* Task goal: Rewrite the rows below as a JSON list of strings, with one string for each line and no strings for blank lines, and leave the pictures out of the answer.

* Data shown:
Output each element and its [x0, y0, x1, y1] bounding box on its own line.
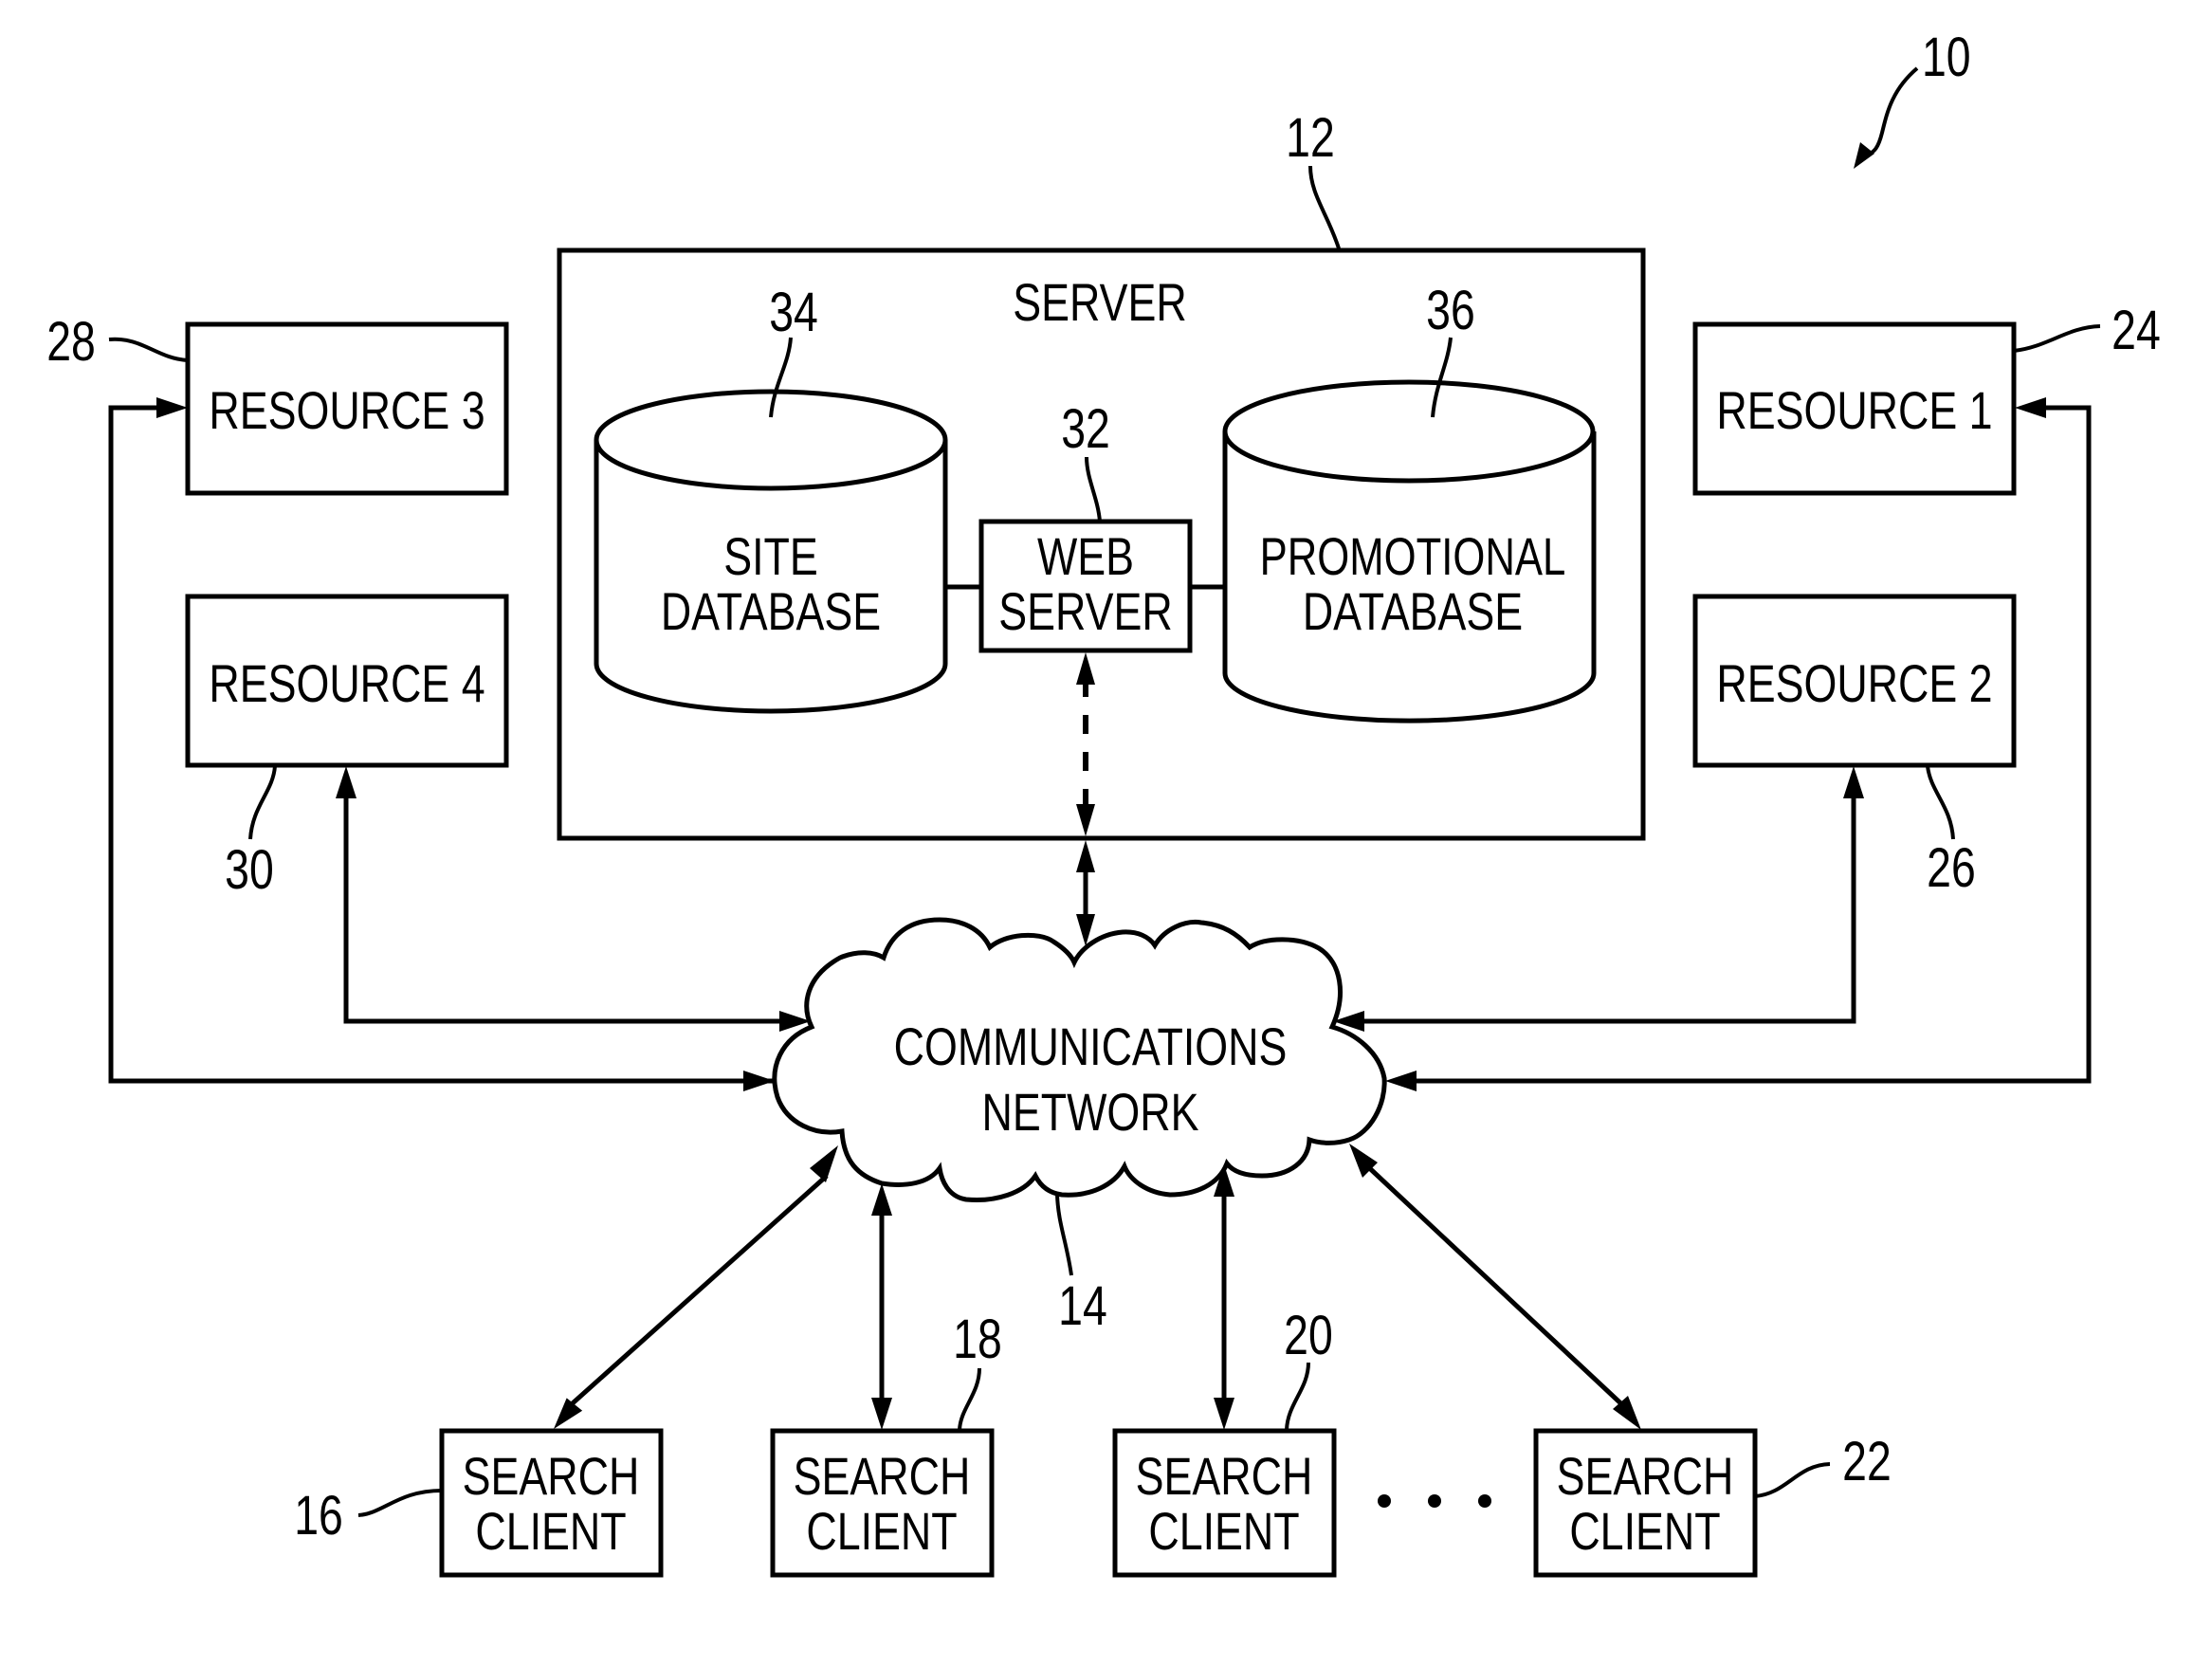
search-client-2-label-line1: SEARCH	[794, 1446, 971, 1506]
system-diagram: 10 SERVER 12 SITE DATABASE 34 WEB SERVER…	[46, 27, 2161, 1578]
arrowhead	[810, 1145, 838, 1182]
site-database-label-line2: DATABASE	[661, 581, 881, 641]
search-client-3-label-line1: SEARCH	[1136, 1446, 1313, 1506]
arrowhead	[554, 1398, 583, 1429]
search-client-1-label-line2: CLIENT	[475, 1501, 626, 1561]
arrowhead	[156, 397, 188, 418]
resource-4-ref-leader	[248, 765, 277, 840]
figure-ref-10: 10	[1854, 27, 1971, 169]
resource-2-ref: 26	[1927, 837, 1976, 899]
ellipsis	[1378, 1494, 1491, 1508]
arrowhead	[336, 766, 356, 798]
web-server-label-line1: WEB	[1037, 526, 1134, 586]
resource-1-ref-leader	[2013, 324, 2101, 353]
communications-network[interactable]: COMMUNICATIONS NETWORK 14	[772, 917, 1387, 1337]
resource-1-label: RESOURCE 1	[1716, 380, 1992, 440]
arrowhead	[1843, 766, 1864, 798]
client-3-link	[1214, 1164, 1234, 1430]
search-client-4[interactable]: SEARCH CLIENT 22	[1533, 1428, 1892, 1578]
network-label-line1: COMMUNICATIONS	[894, 1016, 1288, 1076]
search-client-1-ref: 16	[294, 1485, 343, 1547]
resource-2-ref-leader	[1926, 765, 1955, 840]
search-client-4-label-line2: CLIENT	[1569, 1501, 1720, 1561]
search-client-2[interactable]: SEARCH CLIENT 18	[770, 1309, 1002, 1578]
web-server-label-line2: SERVER	[998, 581, 1172, 641]
network-ref: 14	[1058, 1275, 1107, 1337]
search-client-1-ref-leader	[357, 1489, 443, 1517]
search-client-4-label-line1: SEARCH	[1557, 1446, 1734, 1506]
ellipsis-dot	[1378, 1494, 1391, 1508]
search-client-1-label-line1: SEARCH	[463, 1446, 640, 1506]
server-network-link	[1076, 840, 1095, 946]
resource-4-label: RESOURCE 4	[209, 653, 484, 713]
server-label: SERVER	[1013, 272, 1186, 332]
arrowhead-up	[1076, 840, 1095, 872]
search-client-3-ref-leader	[1285, 1362, 1310, 1431]
resource-2-label: RESOURCE 2	[1716, 653, 1992, 713]
promotional-database-ref: 36	[1426, 280, 1475, 341]
search-client-4-ref-leader	[1754, 1462, 1831, 1498]
resource-3-label: RESOURCE 3	[209, 380, 484, 440]
arrowhead	[2015, 397, 2046, 418]
search-client-2-label-line2: CLIENT	[806, 1501, 957, 1561]
server-ref: 12	[1286, 107, 1335, 169]
resource-3-ref: 28	[46, 311, 96, 373]
search-client-3-ref: 20	[1284, 1305, 1333, 1366]
figure-ref-label: 10	[1922, 27, 1971, 88]
web-server-ref: 32	[1061, 398, 1110, 460]
search-client-1[interactable]: SEARCH CLIENT 16	[294, 1428, 664, 1578]
site-database-ref: 34	[769, 282, 818, 343]
resource-3[interactable]: RESOURCE 3 28	[46, 311, 509, 496]
search-client-3-label-line2: CLIENT	[1148, 1501, 1299, 1561]
promotional-database-top	[1222, 379, 1596, 484]
arrowhead	[1385, 1071, 1417, 1091]
client-4-link	[1349, 1144, 1641, 1430]
arrowhead	[871, 1398, 892, 1430]
resource-1-ref: 24	[2111, 300, 2161, 361]
arrowhead	[871, 1183, 892, 1216]
site-database-label-line1: SITE	[723, 526, 818, 586]
ellipsis-dot	[1428, 1494, 1441, 1508]
client-1-link	[554, 1145, 838, 1429]
network-label-line2: NETWORK	[982, 1082, 1199, 1142]
figure-ref-leader	[1864, 66, 1919, 158]
promotional-database-label-line1: PROMOTIONAL	[1260, 527, 1566, 586]
resource-4-ref: 30	[225, 839, 274, 901]
network-ref-leader	[1055, 1194, 1073, 1276]
resource-3-ref-leader	[108, 337, 189, 362]
search-client-2-ref-leader	[958, 1367, 981, 1431]
ellipsis-dot	[1478, 1494, 1491, 1508]
server-ref-leader	[1308, 165, 1341, 249]
arrowhead	[1214, 1398, 1234, 1430]
client-4-line	[1361, 1160, 1631, 1413]
search-client-4-ref: 22	[1842, 1431, 1892, 1492]
promotional-database-label-line2: DATABASE	[1303, 581, 1523, 641]
client-2-link	[871, 1183, 892, 1430]
figure-ref-arrowhead	[1854, 142, 1874, 169]
search-client-2-ref: 18	[953, 1309, 1002, 1370]
client-1-line	[563, 1174, 829, 1412]
arrowhead	[743, 1071, 775, 1091]
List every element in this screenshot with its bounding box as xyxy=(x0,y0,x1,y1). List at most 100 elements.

* Response below:
[
  "Output each element and its [x0, y0, x1, y1] bounding box on its own line.",
  "search-client-2-label-line1: SEARCH\t[794, 1446, 971, 1506]",
  "system-diagram: 10 SERVER 12 SITE DATABASE 34 WEB SERVER…\t[46, 27, 2161, 1578]",
  "arrowhead\t[810, 1145, 838, 1182]",
  "site-database-label-line2: DATABASE\t[661, 581, 881, 641]",
  "search-client-3-label-line1: SEARCH\t[1136, 1446, 1313, 1506]",
  "arrowhead\t[554, 1398, 583, 1429]",
  "search-client-1-label-line2: CLIENT\t[475, 1501, 626, 1561]",
  "arrowhead\t[156, 397, 188, 418]",
  "resource-4-ref-leader\t[248, 765, 277, 840]",
  "figure-ref-10: 10\t[1854, 27, 1971, 169]",
  "resource-2-ref: 26\t[1927, 837, 1976, 899]",
  "ellipsis\t[1378, 1494, 1491, 1508]",
  "arrowhead\t[336, 766, 356, 798]",
  "web-server-label-line1: WEB\t[1037, 526, 1134, 586]",
  "resource-1-ref-leader\t[2013, 324, 2101, 353]",
  "communications-network[interactable]: COMMUNICATIONS NETWORK 14\t[772, 917, 1387, 1337]",
  "resource-1-label: RESOURCE 1\t[1716, 380, 1992, 440]",
  "arrowhead\t[1843, 766, 1864, 798]",
  "client-3-link\t[1214, 1164, 1234, 1430]",
  "search-client-4[interactable]: SEARCH CLIENT 22\t[1533, 1428, 1892, 1578]",
  "network-label-line1: COMMUNICATIONS\t[894, 1016, 1288, 1076]",
  "search-client-1-ref: 16\t[294, 1485, 343, 1547]",
  "resource-2-ref-leader\t[1926, 765, 1955, 840]",
  "search-client-4-label-line2: CLIENT\t[1569, 1501, 1720, 1561]",
  "search-client-2[interactable]: SEARCH CLIENT 18\t[770, 1309, 1002, 1578]",
  "web-server-label-line2: SERVER\t[998, 581, 1172, 641]",
  "network-ref: 14\t[1058, 1275, 1107, 1337]",
  "search-client-1-ref-leader\t[357, 1489, 443, 1517]",
  "search-client-4-label-line1: SEARCH\t[1557, 1446, 1734, 1506]",
  "ellipsis-dot\t[1378, 1494, 1391, 1508]",
  "search-client-1-label-line1: SEARCH\t[463, 1446, 640, 1506]",
  "server-network-link\t[1076, 840, 1095, 946]",
  "resource-4-label: RESOURCE 4\t[209, 653, 484, 713]",
  "server-label: SERVER\t[1013, 272, 1186, 332]",
  "arrowhead-up\t[1076, 840, 1095, 872]",
  "search-client-3-ref-leader\t[1285, 1362, 1310, 1431]",
  "resource-2-label: RESOURCE 2\t[1716, 653, 1992, 713]",
  "promotional-database-ref: 36\t[1426, 280, 1475, 341]",
  "search-client-4-ref-leader\t[1754, 1462, 1831, 1498]",
  "resource-3-label: RESOURCE 3\t[209, 380, 484, 440]",
  "arrowhead\t[2015, 397, 2046, 418]",
  "search-client-2-label-line2: CLIENT\t[806, 1501, 957, 1561]",
  "server-ref: 12\t[1286, 107, 1335, 169]",
  "resource-3-ref: 28\t[46, 311, 96, 373]",
  "search-client-3-ref: 20\t[1284, 1305, 1333, 1366]",
  "figure-ref-label: 10\t[1922, 27, 1971, 88]",
  "web-server-ref: 32\t[1061, 398, 1110, 460]",
  "search-client-1[interactable]: SEARCH CLIENT 16\t[294, 1428, 664, 1578]",
  "site-database-ref: 34\t[769, 282, 818, 343]",
  "resource-3[interactable]: RESOURCE 3 28\t[46, 311, 509, 496]",
  "search-client-3-label-line2: CLIENT\t[1148, 1501, 1299, 1561]",
  "promotional-database-top\t[1222, 379, 1596, 484]",
  "arrowhead\t[1385, 1071, 1417, 1091]",
  "client-4-link\t[1349, 1144, 1641, 1430]",
  "arrowhead\t[871, 1398, 892, 1430]",
  "resource-1-ref: 24\t[2111, 300, 2161, 361]",
  "arrowhead\t[871, 1183, 892, 1216]",
  "site-database-label-line1: SITE\t[723, 526, 818, 586]",
  "ellipsis-dot\t[1428, 1494, 1441, 1508]",
  "client-1-link\t[554, 1145, 838, 1429]",
  "network-label-line2: NETWORK\t[982, 1082, 1199, 1142]",
  "figure-ref-leader\t[1864, 66, 1919, 158]",
  "promotional-database-label-line1: PROMOTIONAL\t[1260, 527, 1566, 586]",
  "resource-4-ref: 30\t[225, 839, 274, 901]",
  "network-ref-leader\t[1055, 1194, 1073, 1276]",
  "resource-3-ref-leader\t[108, 337, 189, 362]",
  "search-client-2-ref-leader\t[958, 1367, 981, 1431]",
  "ellipsis-dot\t[1478, 1494, 1491, 1508]",
  "server-ref-leader\t[1308, 165, 1341, 249]",
  "arrowhead\t[1214, 1398, 1234, 1430]",
  "client-4-line\t[1361, 1160, 1631, 1413]",
  "search-client-4-ref: 22\t[1842, 1431, 1892, 1492]",
  "promotional-database-label-line2: DATABASE\t[1303, 581, 1523, 641]",
  "client-2-link\t[871, 1183, 892, 1430]",
  "figure-ref-arrowhead\t[1854, 142, 1874, 169]",
  "search-client-2-ref: 18\t[953, 1309, 1002, 1370]",
  "client-1-line\t[563, 1174, 829, 1412]",
  "arrowhead\t[743, 1071, 775, 1091]",
  "List every element in this screenshot with its bounding box as xyxy=(x0,y0,x1,y1). List at most 100 elements."
]